* Begin Supplied entries *

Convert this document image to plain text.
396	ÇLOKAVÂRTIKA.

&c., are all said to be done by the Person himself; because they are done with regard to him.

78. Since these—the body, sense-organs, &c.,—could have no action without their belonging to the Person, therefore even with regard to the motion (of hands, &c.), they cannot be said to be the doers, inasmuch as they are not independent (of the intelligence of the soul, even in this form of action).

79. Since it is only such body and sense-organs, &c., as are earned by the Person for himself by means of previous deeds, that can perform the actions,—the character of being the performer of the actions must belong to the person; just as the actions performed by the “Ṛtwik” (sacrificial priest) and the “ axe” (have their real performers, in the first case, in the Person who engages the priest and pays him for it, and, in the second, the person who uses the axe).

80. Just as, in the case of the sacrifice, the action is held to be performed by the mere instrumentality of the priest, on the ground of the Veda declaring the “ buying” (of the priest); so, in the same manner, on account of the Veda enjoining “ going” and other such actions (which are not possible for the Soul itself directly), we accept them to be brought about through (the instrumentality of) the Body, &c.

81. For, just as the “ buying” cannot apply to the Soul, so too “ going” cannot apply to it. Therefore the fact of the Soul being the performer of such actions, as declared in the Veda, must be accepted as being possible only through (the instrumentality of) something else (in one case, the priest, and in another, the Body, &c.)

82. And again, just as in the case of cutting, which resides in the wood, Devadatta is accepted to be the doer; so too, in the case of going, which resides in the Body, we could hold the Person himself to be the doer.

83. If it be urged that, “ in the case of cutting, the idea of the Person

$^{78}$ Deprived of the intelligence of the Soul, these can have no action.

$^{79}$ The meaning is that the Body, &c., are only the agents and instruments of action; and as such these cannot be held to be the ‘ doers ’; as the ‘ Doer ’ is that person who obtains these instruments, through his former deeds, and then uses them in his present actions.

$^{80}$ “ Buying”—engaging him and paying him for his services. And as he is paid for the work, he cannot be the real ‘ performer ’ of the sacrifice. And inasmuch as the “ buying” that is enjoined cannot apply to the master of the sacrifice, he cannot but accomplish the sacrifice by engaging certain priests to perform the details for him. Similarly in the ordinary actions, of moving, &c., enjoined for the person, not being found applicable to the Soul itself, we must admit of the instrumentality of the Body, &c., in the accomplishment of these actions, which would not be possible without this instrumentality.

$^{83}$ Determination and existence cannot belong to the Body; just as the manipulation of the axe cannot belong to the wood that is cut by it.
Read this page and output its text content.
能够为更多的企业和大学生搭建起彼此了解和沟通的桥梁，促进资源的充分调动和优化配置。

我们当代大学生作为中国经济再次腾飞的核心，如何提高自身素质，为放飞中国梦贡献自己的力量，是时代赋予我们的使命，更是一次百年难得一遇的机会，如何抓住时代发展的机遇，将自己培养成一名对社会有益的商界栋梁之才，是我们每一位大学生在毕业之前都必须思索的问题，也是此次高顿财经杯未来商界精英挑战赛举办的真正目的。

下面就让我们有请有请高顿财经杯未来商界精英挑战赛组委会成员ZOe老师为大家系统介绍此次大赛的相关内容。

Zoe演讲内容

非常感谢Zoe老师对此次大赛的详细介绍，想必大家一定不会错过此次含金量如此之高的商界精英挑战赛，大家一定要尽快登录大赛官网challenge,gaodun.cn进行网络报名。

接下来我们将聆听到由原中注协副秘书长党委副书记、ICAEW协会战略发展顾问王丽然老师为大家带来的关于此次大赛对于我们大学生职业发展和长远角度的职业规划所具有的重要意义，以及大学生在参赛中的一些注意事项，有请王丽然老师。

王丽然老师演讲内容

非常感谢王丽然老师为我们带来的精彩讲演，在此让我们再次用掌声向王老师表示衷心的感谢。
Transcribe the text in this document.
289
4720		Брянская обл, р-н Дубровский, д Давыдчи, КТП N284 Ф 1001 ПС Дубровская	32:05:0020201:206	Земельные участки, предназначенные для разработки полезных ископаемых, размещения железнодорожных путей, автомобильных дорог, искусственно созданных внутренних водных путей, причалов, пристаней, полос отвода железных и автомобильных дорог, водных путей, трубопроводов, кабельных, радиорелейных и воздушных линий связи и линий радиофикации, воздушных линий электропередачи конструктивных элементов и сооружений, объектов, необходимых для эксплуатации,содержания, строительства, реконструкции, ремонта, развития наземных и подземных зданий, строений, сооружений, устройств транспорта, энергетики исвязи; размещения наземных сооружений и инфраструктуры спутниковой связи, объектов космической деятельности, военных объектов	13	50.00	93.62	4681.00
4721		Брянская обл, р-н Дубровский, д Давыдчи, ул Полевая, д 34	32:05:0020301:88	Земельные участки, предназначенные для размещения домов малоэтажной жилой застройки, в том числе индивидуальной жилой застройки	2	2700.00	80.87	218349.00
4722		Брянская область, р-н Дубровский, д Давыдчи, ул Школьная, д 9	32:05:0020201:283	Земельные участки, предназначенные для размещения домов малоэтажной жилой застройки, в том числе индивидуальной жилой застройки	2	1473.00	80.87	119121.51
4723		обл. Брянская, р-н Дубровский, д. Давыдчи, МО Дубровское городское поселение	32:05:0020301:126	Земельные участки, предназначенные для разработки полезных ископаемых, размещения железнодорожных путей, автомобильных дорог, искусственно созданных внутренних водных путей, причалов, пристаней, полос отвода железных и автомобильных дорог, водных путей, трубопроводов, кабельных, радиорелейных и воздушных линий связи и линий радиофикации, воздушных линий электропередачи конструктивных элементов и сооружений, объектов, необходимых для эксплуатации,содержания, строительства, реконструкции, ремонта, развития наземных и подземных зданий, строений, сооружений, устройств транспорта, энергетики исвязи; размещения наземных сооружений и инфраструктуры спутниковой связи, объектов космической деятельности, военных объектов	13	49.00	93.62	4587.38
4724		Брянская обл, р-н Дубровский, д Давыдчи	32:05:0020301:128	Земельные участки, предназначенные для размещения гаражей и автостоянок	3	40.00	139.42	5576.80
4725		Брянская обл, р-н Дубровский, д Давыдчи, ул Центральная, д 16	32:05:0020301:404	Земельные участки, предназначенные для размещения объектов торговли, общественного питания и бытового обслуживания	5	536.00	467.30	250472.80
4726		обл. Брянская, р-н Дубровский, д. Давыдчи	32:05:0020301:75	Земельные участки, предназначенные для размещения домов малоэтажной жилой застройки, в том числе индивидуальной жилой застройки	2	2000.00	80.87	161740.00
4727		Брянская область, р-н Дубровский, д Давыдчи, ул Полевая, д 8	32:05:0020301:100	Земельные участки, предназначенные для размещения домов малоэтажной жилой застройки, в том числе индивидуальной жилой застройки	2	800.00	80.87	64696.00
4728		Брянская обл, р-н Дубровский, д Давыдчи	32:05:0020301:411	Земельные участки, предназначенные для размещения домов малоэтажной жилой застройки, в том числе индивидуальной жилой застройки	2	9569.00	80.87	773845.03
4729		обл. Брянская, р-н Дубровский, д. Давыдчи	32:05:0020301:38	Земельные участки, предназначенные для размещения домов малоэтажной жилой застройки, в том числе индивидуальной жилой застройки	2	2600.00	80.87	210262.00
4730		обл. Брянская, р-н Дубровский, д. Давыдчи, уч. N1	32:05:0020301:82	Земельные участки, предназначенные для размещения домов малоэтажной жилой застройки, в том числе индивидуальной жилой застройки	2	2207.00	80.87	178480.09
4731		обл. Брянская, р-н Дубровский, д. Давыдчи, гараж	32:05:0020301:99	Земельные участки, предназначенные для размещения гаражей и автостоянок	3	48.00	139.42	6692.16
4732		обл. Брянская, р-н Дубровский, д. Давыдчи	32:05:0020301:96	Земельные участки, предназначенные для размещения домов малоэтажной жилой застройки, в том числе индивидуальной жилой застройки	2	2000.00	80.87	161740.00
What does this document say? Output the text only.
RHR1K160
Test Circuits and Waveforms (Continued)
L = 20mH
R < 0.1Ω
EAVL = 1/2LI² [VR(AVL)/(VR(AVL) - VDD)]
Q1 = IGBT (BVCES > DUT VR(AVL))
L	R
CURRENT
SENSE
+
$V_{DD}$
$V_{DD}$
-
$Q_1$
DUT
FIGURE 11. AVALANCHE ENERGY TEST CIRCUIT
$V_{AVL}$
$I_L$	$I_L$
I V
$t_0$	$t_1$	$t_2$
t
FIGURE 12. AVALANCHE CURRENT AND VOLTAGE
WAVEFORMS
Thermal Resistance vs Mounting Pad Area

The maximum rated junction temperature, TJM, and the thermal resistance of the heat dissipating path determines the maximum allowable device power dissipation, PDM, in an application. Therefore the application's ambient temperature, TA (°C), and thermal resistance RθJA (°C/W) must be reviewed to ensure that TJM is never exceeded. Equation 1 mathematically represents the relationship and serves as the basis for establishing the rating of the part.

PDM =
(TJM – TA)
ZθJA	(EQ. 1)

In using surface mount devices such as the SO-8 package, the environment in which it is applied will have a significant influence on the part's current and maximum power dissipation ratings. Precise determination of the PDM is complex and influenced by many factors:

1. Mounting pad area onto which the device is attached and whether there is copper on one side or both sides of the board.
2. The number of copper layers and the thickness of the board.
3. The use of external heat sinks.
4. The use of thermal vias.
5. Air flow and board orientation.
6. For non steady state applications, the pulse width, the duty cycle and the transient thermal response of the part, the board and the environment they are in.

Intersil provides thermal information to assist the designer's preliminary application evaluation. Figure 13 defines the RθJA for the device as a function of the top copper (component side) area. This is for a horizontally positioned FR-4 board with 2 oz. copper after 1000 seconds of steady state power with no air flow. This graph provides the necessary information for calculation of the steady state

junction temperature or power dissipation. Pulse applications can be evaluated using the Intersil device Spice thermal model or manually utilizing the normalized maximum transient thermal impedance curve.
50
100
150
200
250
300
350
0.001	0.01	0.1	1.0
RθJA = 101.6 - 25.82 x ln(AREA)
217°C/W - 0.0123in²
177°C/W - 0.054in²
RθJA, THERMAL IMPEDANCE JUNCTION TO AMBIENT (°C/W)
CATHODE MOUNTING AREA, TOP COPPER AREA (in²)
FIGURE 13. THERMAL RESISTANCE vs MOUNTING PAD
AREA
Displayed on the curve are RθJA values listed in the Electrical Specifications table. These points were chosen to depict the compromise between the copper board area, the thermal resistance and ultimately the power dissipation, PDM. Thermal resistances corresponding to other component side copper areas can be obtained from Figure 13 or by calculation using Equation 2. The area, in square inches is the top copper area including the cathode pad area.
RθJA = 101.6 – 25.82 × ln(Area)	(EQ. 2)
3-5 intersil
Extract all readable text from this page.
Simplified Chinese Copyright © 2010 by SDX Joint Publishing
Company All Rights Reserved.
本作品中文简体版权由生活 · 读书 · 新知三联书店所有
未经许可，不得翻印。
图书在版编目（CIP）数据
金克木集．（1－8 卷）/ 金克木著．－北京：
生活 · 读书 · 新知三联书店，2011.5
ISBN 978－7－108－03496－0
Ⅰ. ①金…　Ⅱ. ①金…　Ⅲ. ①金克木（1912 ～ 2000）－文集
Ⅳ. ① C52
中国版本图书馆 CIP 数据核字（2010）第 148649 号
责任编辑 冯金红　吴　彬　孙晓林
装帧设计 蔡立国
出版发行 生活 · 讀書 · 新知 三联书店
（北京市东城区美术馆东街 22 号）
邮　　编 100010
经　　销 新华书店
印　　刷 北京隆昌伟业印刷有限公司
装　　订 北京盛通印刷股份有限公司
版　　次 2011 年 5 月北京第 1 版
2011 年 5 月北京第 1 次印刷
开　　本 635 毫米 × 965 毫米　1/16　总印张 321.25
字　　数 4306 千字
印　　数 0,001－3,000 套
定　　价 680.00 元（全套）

* End Supplied entries *

The request: Everything from the line that contains "Extract all readable text from this page." through the end of the records must be duplicated exactly, and nothing outside that range.

Solution:
Extract all readable text from this page.
Simplified Chinese Copyright © 2010 by SDX Joint Publishing
Company All Rights Reserved.
本作品中文简体版权由生活 · 读书 · 新知三联书店所有
未经许可，不得翻印。
图书在版编目（CIP）数据
金克木集．（1－8 卷）/ 金克木著．－北京：
生活 · 读书 · 新知三联书店，2011.5
ISBN 978－7－108－03496－0
Ⅰ. ①金…　Ⅱ. ①金…　Ⅲ. ①金克木（1912 ～ 2000）－文集
Ⅳ. ① C52
中国版本图书馆 CIP 数据核字（2010）第 148649 号
责任编辑 冯金红　吴　彬　孙晓林
装帧设计 蔡立国
出版发行 生活 · 讀書 · 新知 三联书店
（北京市东城区美术馆东街 22 号）
邮　　编 100010
经　　销 新华书店
印　　刷 北京隆昌伟业印刷有限公司
装　　订 北京盛通印刷股份有限公司
版　　次 2011 年 5 月北京第 1 版
2011 年 5 月北京第 1 次印刷
开　　本 635 毫米 × 965 毫米　1/16　总印张 321.25
字　　数 4306 千字
印　　数 0,001－3,000 套
定　　价 680.00 元（全套）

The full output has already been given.